[PROBLEM TO WORK ON]:
Format every row below as a Markdown table with the columns Row and Text, numbering each row and putting its text beside the number. Skip blank lines, and leave the pictures out of the table.

[STORED DATA]:
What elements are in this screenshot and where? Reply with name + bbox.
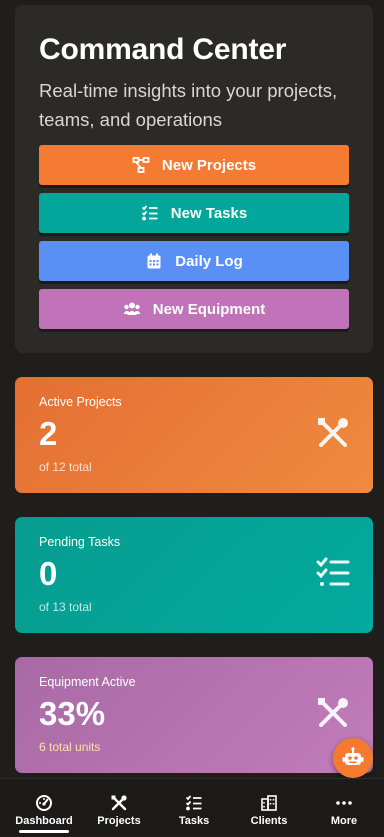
gauge-icon <box>35 794 53 812</box>
nav-more[interactable]: More <box>306 779 382 837</box>
building-icon <box>260 794 278 812</box>
tools-icon <box>110 794 128 812</box>
stat-label: Pending Tasks <box>39 535 121 549</box>
checklist-icon <box>185 794 203 812</box>
calendar-icon <box>145 252 163 270</box>
nav-label: Dashboard <box>15 815 73 827</box>
hero-panel: Command Center Real-time insights into y… <box>15 5 373 353</box>
new-tasks-button[interactable]: New Tasks <box>39 193 349 233</box>
stat-value: 2 <box>39 415 58 452</box>
checklist-icon <box>141 204 159 222</box>
nav-clients[interactable]: Clients <box>231 779 307 837</box>
daily-log-label: Daily Log <box>175 252 243 270</box>
new-equipment-button[interactable]: New Equipment <box>39 289 349 329</box>
new-projects-label: New Projects <box>161 156 257 174</box>
stat-label: Equipment Active <box>39 675 136 689</box>
nav-label: Tasks <box>178 815 210 827</box>
stat-card-active-projects[interactable]: Active Projects 2 of 12 total <box>15 377 373 493</box>
nav-label: Projects <box>97 815 141 827</box>
new-tasks-label: New Tasks <box>170 204 248 222</box>
page-title: Command Center <box>39 33 287 66</box>
new-equipment-label: New Equipment <box>152 300 266 318</box>
active-indicator <box>19 830 69 833</box>
assistant-button[interactable] <box>333 738 373 778</box>
tools-icon <box>315 695 351 731</box>
stat-subtext: of 13 total <box>39 600 92 614</box>
stat-value: 0 <box>39 555 58 592</box>
bottom-nav: Dashboard Projects Tasks Clients More <box>0 778 384 836</box>
nav-dashboard[interactable]: Dashboard <box>6 779 82 837</box>
tools-icon <box>315 415 351 451</box>
dots-icon <box>335 794 353 812</box>
diagram-icon <box>132 156 150 174</box>
new-projects-button[interactable]: New Projects <box>39 145 349 185</box>
stat-subtext: of 12 total <box>39 460 92 474</box>
nav-projects[interactable]: Projects <box>81 779 157 837</box>
robot-icon <box>341 746 365 770</box>
nav-label: Clients <box>250 815 288 827</box>
stat-subtext: 6 total units <box>39 740 101 754</box>
stat-value: 33% <box>39 695 106 732</box>
daily-log-button[interactable]: Daily Log <box>39 241 349 281</box>
nav-tasks[interactable]: Tasks <box>156 779 232 837</box>
checklist-icon <box>315 555 351 591</box>
stat-card-equipment-active[interactable]: Equipment Active 33% 6 total units <box>15 657 373 773</box>
nav-label: More <box>330 815 358 827</box>
users-icon <box>123 300 141 318</box>
stat-card-pending-tasks[interactable]: Pending Tasks 0 of 13 total <box>15 517 373 633</box>
stat-label: Active Projects <box>39 395 122 409</box>
page-subtitle: Real-time insights into your projects, t… <box>39 80 338 130</box>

[OUTPUT BELOW]:
| Row | Text |
|---|---|
| 1 | What elements are in this screenshot and where? Reply with name + bbox. |
| 2 | gauge-icon <box>35 794 53 812</box> |
| 3 | nav-more[interactable]: More <box>306 779 382 837</box> |
| 4 | building-icon <box>260 794 278 812</box> |
| 5 | tools-icon <box>110 794 128 812</box> |
| 6 | stat-label: Pending Tasks <box>39 535 121 549</box> |
| 7 | checklist-icon <box>185 794 203 812</box> |
| 8 | calendar-icon <box>145 252 163 270</box> |
| 9 | nav-label: Dashboard <box>15 815 73 827</box> |
| 10 | hero-panel: Command Center Real-time insights into y… <box>15 5 373 353</box> |
| 11 | new-tasks-button[interactable]: New Tasks <box>39 193 349 233</box> |
| 12 | stat-value: 2 <box>39 415 58 452</box> |
| 13 | checklist-icon <box>141 204 159 222</box> |
| 14 | nav-clients[interactable]: Clients <box>231 779 307 837</box> |
| 15 | daily-log-label: Daily Log <box>175 252 243 270</box> |
| 16 | new-equipment-button[interactable]: New Equipment <box>39 289 349 329</box> |
| 17 | new-projects-label: New Projects <box>161 156 257 174</box> |
| 18 | stat-label: Equipment Active <box>39 675 136 689</box> |
| 19 | nav-label: Tasks <box>178 815 210 827</box> |
| 20 | stat-card-active-projects[interactable]: Active Projects 2 of 12 total <box>15 377 373 493</box> |
| 21 | nav-label: Projects <box>97 815 141 827</box> |
| 22 | new-tasks-label: New Tasks <box>170 204 248 222</box> |
| 23 | page-title: Command Center <box>39 33 287 66</box> |
| 24 | new-equipment-label: New Equipment <box>152 300 266 318</box> |
| 25 | active-indicator <box>19 830 69 833</box> |
| 26 | assistant-button[interactable] <box>333 738 373 778</box> |
| 27 | tools-icon <box>315 695 351 731</box> |
| 28 | stat-subtext: of 13 total <box>39 600 92 614</box> |
| 29 | stat-value: 0 <box>39 555 58 592</box> |
| 30 | bottom-nav: Dashboard Projects Tasks Clients More <box>0 778 384 836</box> |
| 31 | nav-dashboard[interactable]: Dashboard <box>6 779 82 837</box> |
| 32 | tools-icon <box>315 415 351 451</box> |
| 33 | dots-icon <box>335 794 353 812</box> |
| 34 | diagram-icon <box>132 156 150 174</box> |
| 35 | new-projects-button[interactable]: New Projects <box>39 145 349 185</box> |
| 36 | stat-subtext: of 12 total <box>39 460 92 474</box> |
| 37 | nav-projects[interactable]: Projects <box>81 779 157 837</box> |
| 38 | robot-icon <box>341 746 365 770</box> |
| 39 | nav-label: Clients <box>250 815 288 827</box> |
| 40 | stat-subtext: 6 total units <box>39 740 101 754</box> |
| 41 | stat-value: 33% <box>39 695 106 732</box> |
| 42 | daily-log-button[interactable]: Daily Log <box>39 241 349 281</box> |
| 43 | nav-tasks[interactable]: Tasks <box>156 779 232 837</box> |
| 44 | checklist-icon <box>315 555 351 591</box> |
| 45 | stat-card-equipment-active[interactable]: Equipment Active 33% 6 total units <box>15 657 373 773</box> |
| 46 | nav-label: More <box>330 815 358 827</box> |
| 47 | users-icon <box>123 300 141 318</box> |
| 48 | stat-card-pending-tasks[interactable]: Pending Tasks 0 of 13 total <box>15 517 373 633</box> |
| 49 | stat-label: Active Projects <box>39 395 122 409</box> |
| 50 | page-subtitle: Real-time insights into your projects, t… <box>39 80 338 130</box> |